▸ Work to be completed
Note each line where "volcanic" appears, and copy it.

▸ Recorded information
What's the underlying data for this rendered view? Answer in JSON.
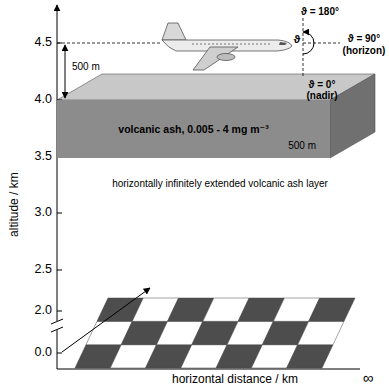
{
  "diagram": {
    "nodes": [
      {
        "text": [
          "volcanic ash, 0.005 - 4 mg m⁻³"
        ]
      }
    ],
    "labels": [
      "ϑ = 180°",
      "ϑ",
      "ϑ = 90°",
      "(horizon)",
      "4.5",
      "500 m",
      "ϑ = 0°",
      "(nadir)",
      "4.0",
      "500 m",
      "3.5",
      "horizontally infinitely extended volcanic ash layer",
      "altitude / km",
      "3.0",
      "2.5",
      "2.0",
      "0.0",
      "horizontal distance / km",
      "∞"
    ]
  }
}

▸ Solution to the problem
          "volcanic ash, 0.005 - 4 mg m⁻³"
      "horizontally infinitely extended volcanic ash layer",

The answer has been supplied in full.